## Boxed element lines
§

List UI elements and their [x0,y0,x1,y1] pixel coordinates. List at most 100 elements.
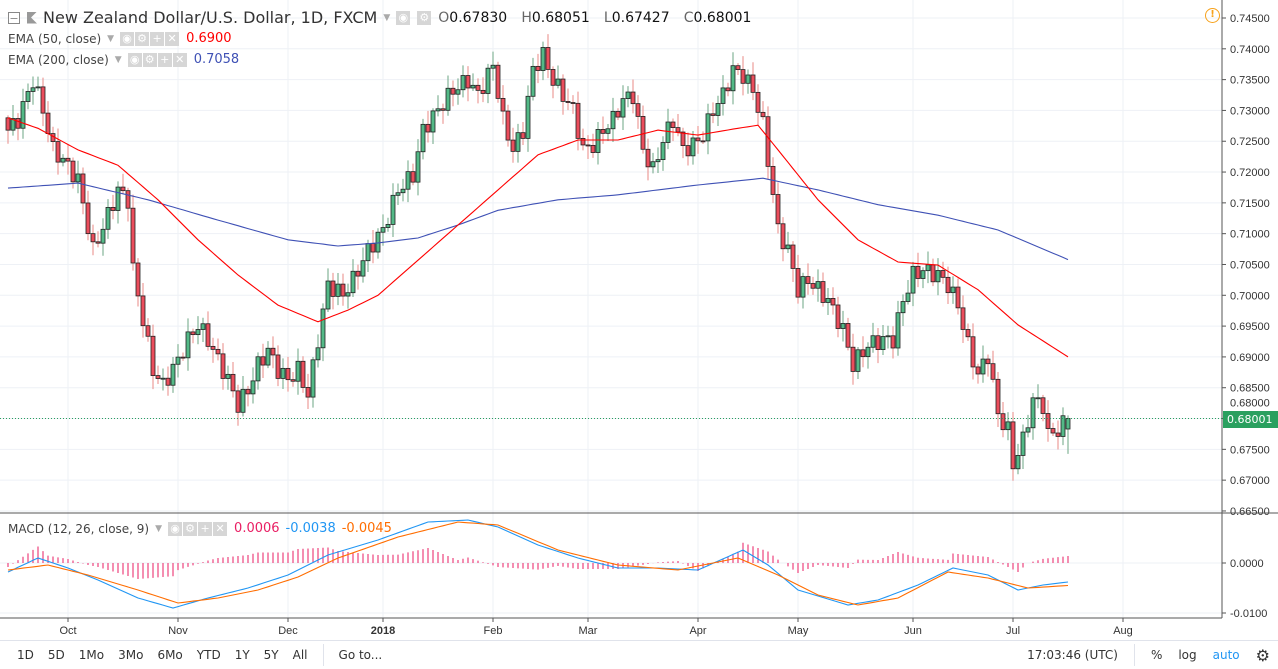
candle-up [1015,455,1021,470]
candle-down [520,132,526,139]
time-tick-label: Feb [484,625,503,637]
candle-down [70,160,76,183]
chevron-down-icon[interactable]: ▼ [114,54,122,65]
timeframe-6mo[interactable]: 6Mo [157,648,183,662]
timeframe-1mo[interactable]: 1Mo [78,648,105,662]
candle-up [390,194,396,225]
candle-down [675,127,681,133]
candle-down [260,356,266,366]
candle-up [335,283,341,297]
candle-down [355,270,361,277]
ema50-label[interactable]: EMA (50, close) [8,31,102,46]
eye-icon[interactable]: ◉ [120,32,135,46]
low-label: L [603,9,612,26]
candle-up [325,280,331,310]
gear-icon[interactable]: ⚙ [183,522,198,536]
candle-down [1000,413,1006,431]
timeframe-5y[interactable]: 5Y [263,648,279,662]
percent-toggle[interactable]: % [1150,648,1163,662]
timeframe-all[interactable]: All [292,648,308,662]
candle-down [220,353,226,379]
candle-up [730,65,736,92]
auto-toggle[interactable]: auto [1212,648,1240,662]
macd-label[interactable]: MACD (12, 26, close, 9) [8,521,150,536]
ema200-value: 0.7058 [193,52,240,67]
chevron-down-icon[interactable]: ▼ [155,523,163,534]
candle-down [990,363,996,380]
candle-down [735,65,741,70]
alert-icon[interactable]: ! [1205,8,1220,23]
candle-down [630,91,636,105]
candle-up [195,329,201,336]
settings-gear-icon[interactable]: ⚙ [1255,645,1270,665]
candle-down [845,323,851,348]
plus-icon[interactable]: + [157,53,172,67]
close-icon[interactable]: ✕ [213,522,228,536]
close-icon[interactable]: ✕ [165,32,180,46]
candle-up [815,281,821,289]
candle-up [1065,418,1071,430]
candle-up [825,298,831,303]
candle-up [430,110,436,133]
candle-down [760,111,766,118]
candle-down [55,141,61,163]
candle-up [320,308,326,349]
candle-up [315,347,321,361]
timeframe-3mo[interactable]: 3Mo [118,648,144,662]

§

## Set problem
Write out the lines above again with every "candle-down" replaced by "candle-red" and nothing else altered. Omit the picture.

## Worked answer
List UI elements and their [x0,y0,x1,y1] pixel coordinates. List at most 100 elements.
candle-up [1015,455,1021,470]
candle-red [520,132,526,139]
time-tick-label: Feb [484,625,503,637]
candle-red [70,160,76,183]
chevron-down-icon[interactable]: ▼ [114,54,122,65]
timeframe-6mo[interactable]: 6Mo [157,648,183,662]
timeframe-1mo[interactable]: 1Mo [78,648,105,662]
candle-up [390,194,396,225]
candle-red [675,127,681,133]
candle-red [260,356,266,366]
candle-up [335,283,341,297]
candle-red [355,270,361,277]
ema50-label[interactable]: EMA (50, close) [8,31,102,46]
eye-icon[interactable]: ◉ [120,32,135,46]
low-label: L [603,9,612,26]
candle-up [325,280,331,310]
gear-icon[interactable]: ⚙ [183,522,198,536]
candle-red [1000,413,1006,431]
timeframe-5y[interactable]: 5Y [263,648,279,662]
percent-toggle[interactable]: % [1150,648,1163,662]
timeframe-all[interactable]: All [292,648,308,662]
candle-red [220,353,226,379]
candle-up [730,65,736,92]
auto-toggle[interactable]: auto [1212,648,1240,662]
macd-label[interactable]: MACD (12, 26, close, 9) [8,521,150,536]
ema200-value: 0.7058 [193,52,240,67]
chevron-down-icon[interactable]: ▼ [155,523,163,534]
candle-red [990,363,996,380]
candle-red [735,65,741,70]
alert-icon[interactable]: ! [1205,8,1220,23]
candle-red [630,91,636,105]
candle-up [195,329,201,336]
settings-gear-icon[interactable]: ⚙ [1255,645,1270,665]
candle-red [845,323,851,348]
plus-icon[interactable]: + [157,53,172,67]
close-icon[interactable]: ✕ [213,522,228,536]
close-icon[interactable]: ✕ [165,32,180,46]
candle-up [815,281,821,289]
candle-up [1065,418,1071,430]
candle-up [825,298,831,303]
candle-up [430,110,436,133]
candle-red [760,111,766,118]
candle-red [55,141,61,163]
candle-up [320,308,326,349]
candle-up [315,347,321,361]
timeframe-3mo[interactable]: 3Mo [118,648,144,662]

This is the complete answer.